Output each line exactly as it appears, skipping any embedded picture.

>>>>

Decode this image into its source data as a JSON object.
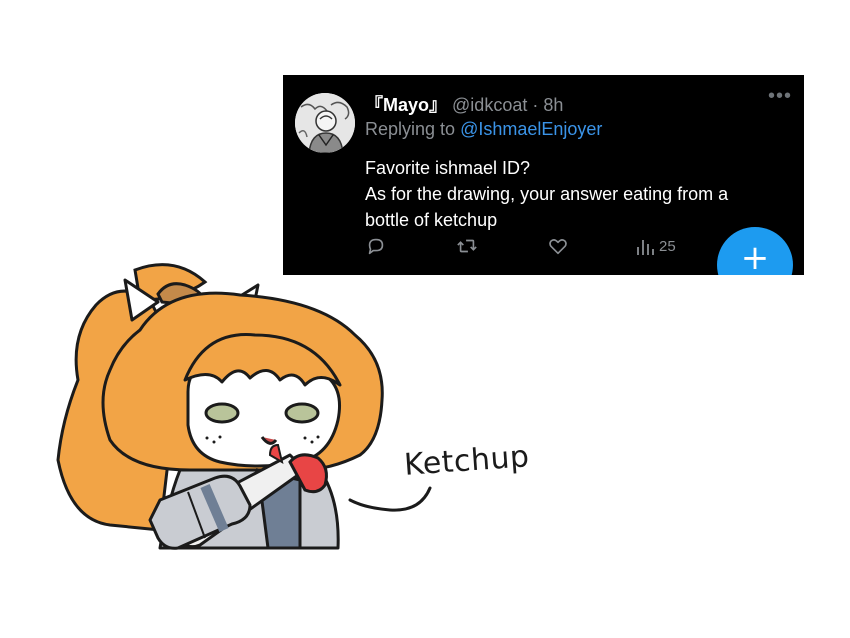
{
  "tweet": {
    "display_name": "『Mayo』",
    "handle": "@idkcoat",
    "separator": "·",
    "time": "8h",
    "replying_prefix": "Replying to ",
    "replying_to": "@IshmaelEnjoyer",
    "text_lines": [
      "Favorite ishmael ID?",
      "As for the drawing, your answer eating from a",
      "bottle of ketchup"
    ],
    "views": "25",
    "more_icon": "more-dots-icon",
    "colors": {
      "background": "#000000",
      "text": "#ffffff",
      "muted": "#8b8f94",
      "link": "#3b94e8",
      "fab": "#1d9bf0"
    }
  },
  "fab": {
    "label": "+",
    "icon": "plus-icon"
  },
  "drawing": {
    "annotation": "Ketchup",
    "colors": {
      "hair": "#f2a446",
      "bottle_cap": "#e84545",
      "coat": "#6f7f95",
      "outline": "#1b1b1b"
    }
  }
}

<<<<

_Exercise output_.
Decode this image into its source data as a JSON object.
{
  "tweet": {
    "display_name": "『Mayo』",
    "handle": "@idkcoat",
    "separator": "·",
    "time": "8h",
    "replying_prefix": "Replying to ",
    "replying_to": "@IshmaelEnjoyer",
    "text_lines": [
      "Favorite ishmael ID?",
      "As for the drawing, your answer eating from a",
      "bottle of ketchup"
    ],
    "views": "25",
    "more_icon": "more-dots-icon",
    "colors": {
      "background": "#000000",
      "text": "#ffffff",
      "muted": "#8b8f94",
      "link": "#3b94e8",
      "fab": "#1d9bf0"
    }
  },
  "fab": {
    "label": "+",
    "icon": "plus-icon"
  },
  "drawing": {
    "annotation": "Ketchup",
    "colors": {
      "hair": "#f2a446",
      "bottle_cap": "#e84545",
      "coat": "#6f7f95",
      "outline": "#1b1b1b"
    }
  }
}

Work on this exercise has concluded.